### Requirement:
Restate the full set of records exactly, without adding or dropping a word.

[Raw records]

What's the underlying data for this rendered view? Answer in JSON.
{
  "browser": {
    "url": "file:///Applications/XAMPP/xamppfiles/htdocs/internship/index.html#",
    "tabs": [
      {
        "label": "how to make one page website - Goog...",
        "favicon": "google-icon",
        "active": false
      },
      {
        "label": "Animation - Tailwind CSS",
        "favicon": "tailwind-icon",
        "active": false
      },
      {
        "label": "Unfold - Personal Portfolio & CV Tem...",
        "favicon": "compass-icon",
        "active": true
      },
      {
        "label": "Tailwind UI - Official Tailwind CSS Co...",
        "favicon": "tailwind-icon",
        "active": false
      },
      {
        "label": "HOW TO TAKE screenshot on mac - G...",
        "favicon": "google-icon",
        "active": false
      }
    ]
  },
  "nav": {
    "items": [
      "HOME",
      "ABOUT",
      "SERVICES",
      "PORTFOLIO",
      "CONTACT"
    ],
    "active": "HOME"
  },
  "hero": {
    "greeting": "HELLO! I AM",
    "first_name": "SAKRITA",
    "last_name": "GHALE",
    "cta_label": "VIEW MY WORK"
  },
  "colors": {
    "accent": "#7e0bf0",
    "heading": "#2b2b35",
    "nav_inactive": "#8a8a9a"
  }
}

### Response below:
What's the underlying data for this rendered view? Answer in JSON.
{
  "browser": {
    "url": "file:///Applications/XAMPP/xamppfiles/htdocs/internship/index.html#",
    "tabs": [
      {
        "label": "how to make one page website - Goog...",
        "favicon": "google-icon",
        "active": false
      },
      {
        "label": "Animation - Tailwind CSS",
        "favicon": "tailwind-icon",
        "active": false
      },
      {
        "label": "Unfold - Personal Portfolio & CV Tem...",
        "favicon": "compass-icon",
        "active": true
      },
      {
        "label": "Tailwind UI - Official Tailwind CSS Co...",
        "favicon": "tailwind-icon",
        "active": false
      },
      {
        "label": "HOW TO TAKE screenshot on mac - G...",
        "favicon": "google-icon",
        "active": false
      }
    ]
  },
  "nav": {
    "items": [
      "HOME",
      "ABOUT",
      "SERVICES",
      "PORTFOLIO",
      "CONTACT"
    ],
    "active": "HOME"
  },
  "hero": {
    "greeting": "HELLO! I AM",
    "first_name": "SAKRITA",
    "last_name": "GHALE",
    "cta_label": "VIEW MY WORK"
  },
  "colors": {
    "accent": "#7e0bf0",
    "heading": "#2b2b35",
    "nav_inactive": "#8a8a9a"
  }
}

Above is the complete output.